■ Given request ■
Each line of the material must be returned exactly.

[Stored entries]
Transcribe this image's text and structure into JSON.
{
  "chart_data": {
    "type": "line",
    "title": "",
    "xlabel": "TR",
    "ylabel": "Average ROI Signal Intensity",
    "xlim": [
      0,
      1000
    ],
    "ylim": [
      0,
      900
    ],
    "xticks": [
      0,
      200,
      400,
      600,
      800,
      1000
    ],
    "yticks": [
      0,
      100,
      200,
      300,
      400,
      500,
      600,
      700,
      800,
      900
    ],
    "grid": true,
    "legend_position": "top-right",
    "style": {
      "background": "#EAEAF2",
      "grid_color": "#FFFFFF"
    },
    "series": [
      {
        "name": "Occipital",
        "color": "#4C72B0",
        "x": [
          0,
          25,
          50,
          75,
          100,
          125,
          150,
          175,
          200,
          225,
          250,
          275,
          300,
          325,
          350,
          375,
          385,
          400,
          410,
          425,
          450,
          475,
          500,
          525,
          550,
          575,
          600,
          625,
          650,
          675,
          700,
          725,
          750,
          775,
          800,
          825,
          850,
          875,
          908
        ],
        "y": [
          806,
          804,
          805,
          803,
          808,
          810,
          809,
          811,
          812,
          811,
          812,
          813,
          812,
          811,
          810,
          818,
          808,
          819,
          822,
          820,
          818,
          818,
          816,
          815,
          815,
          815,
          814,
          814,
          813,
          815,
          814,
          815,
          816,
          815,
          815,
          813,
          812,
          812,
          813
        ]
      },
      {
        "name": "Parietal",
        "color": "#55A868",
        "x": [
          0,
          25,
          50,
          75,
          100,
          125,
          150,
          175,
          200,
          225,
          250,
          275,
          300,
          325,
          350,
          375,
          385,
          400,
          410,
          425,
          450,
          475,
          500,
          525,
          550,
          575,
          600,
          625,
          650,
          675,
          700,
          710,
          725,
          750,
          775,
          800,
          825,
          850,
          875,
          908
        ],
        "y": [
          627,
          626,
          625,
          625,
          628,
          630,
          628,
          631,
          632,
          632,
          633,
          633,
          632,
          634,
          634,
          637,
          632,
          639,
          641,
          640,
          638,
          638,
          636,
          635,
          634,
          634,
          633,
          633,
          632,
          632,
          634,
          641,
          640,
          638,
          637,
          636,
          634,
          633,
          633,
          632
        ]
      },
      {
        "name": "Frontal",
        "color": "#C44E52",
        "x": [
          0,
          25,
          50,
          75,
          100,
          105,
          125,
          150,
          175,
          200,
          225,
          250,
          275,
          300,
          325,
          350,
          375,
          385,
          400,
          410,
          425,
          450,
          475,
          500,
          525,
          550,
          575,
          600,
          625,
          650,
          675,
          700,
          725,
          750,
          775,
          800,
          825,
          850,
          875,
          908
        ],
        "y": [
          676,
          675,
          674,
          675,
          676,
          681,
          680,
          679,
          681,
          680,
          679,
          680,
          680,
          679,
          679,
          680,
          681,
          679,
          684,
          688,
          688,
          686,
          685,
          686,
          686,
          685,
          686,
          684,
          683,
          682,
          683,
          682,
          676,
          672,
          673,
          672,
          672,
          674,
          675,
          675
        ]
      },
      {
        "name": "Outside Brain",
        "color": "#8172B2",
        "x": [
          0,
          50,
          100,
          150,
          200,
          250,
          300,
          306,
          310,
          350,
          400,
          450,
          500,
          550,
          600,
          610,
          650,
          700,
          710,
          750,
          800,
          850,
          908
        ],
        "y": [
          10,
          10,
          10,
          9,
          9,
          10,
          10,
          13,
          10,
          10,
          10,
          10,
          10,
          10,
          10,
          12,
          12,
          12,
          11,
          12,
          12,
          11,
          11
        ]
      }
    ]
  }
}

■ Task answer ■
Transcribe this image's text and structure into JSON.
{
  "chart_data": {
    "type": "line",
    "title": "",
    "xlabel": "TR",
    "ylabel": "Average ROI Signal Intensity",
    "xlim": [
      0,
      1000
    ],
    "ylim": [
      0,
      900
    ],
    "xticks": [
      0,
      200,
      400,
      600,
      800,
      1000
    ],
    "yticks": [
      0,
      100,
      200,
      300,
      400,
      500,
      600,
      700,
      800,
      900
    ],
    "grid": true,
    "legend_position": "top-right",
    "style": {
      "background": "#EAEAF2",
      "grid_color": "#FFFFFF"
    },
    "series": [
      {
        "name": "Occipital",
        "color": "#4C72B0",
        "x": [
          0,
          25,
          50,
          75,
          100,
          125,
          150,
          175,
          200,
          225,
          250,
          275,
          300,
          325,
          350,
          375,
          385,
          400,
          410,
          425,
          450,
          475,
          500,
          525,
          550,
          575,
          600,
          625,
          650,
          675,
          700,
          725,
          750,
          775,
          800,
          825,
          850,
          875,
          908
        ],
        "y": [
          806,
          804,
          805,
          803,
          808,
          810,
          809,
          811,
          812,
          811,
          812,
          813,
          812,
          811,
          810,
          818,
          808,
          819,
          822,
          820,
          818,
          818,
          816,
          815,
          815,
          815,
          814,
          814,
          813,
          815,
          814,
          815,
          816,
          815,
          815,
          813,
          812,
          812,
          813
        ]
      },
      {
        "name": "Parietal",
        "color": "#55A868",
        "x": [
          0,
          25,
          50,
          75,
          100,
          125,
          150,
          175,
          200,
          225,
          250,
          275,
          300,
          325,
          350,
          375,
          385,
          400,
          410,
          425,
          450,
          475,
          500,
          525,
          550,
          575,
          600,
          625,
          650,
          675,
          700,
          710,
          725,
          750,
          775,
          800,
          825,
          850,
          875,
          908
        ],
        "y": [
          627,
          626,
          625,
          625,
          628,
          630,
          628,
          631,
          632,
          632,
          633,
          633,
          632,
          634,
          634,
          637,
          632,
          639,
          641,
          640,
          638,
          638,
          636,
          635,
          634,
          634,
          633,
          633,
          632,
          632,
          634,
          641,
          640,
          638,
          637,
          636,
          634,
          633,
          633,
          632
        ]
      },
      {
        "name": "Frontal",
        "color": "#C44E52",
        "x": [
          0,
          25,
          50,
          75,
          100,
          105,
          125,
          150,
          175,
          200,
          225,
          250,
          275,
          300,
          325,
          350,
          375,
          385,
          400,
          410,
          425,
          450,
          475,
          500,
          525,
          550,
          575,
          600,
          625,
          650,
          675,
          700,
          725,
          750,
          775,
          800,
          825,
          850,
          875,
          908
        ],
        "y": [
          676,
          675,
          674,
          675,
          676,
          681,
          680,
          679,
          681,
          680,
          679,
          680,
          680,
          679,
          679,
          680,
          681,
          679,
          684,
          688,
          688,
          686,
          685,
          686,
          686,
          685,
          686,
          684,
          683,
          682,
          683,
          682,
          676,
          672,
          673,
          672,
          672,
          674,
          675,
          675
        ]
      },
      {
        "name": "Outside Brain",
        "color": "#8172B2",
        "x": [
          0,
          50,
          100,
          150,
          200,
          250,
          300,
          306,
          310,
          350,
          400,
          450,
          500,
          550,
          600,
          610,
          650,
          700,
          710,
          750,
          800,
          850,
          908
        ],
        "y": [
          10,
          10,
          10,
          9,
          9,
          10,
          10,
          13,
          10,
          10,
          10,
          10,
          10,
          10,
          10,
          12,
          12,
          12,
          11,
          12,
          12,
          11,
          11
        ]
      }
    ]
  }
}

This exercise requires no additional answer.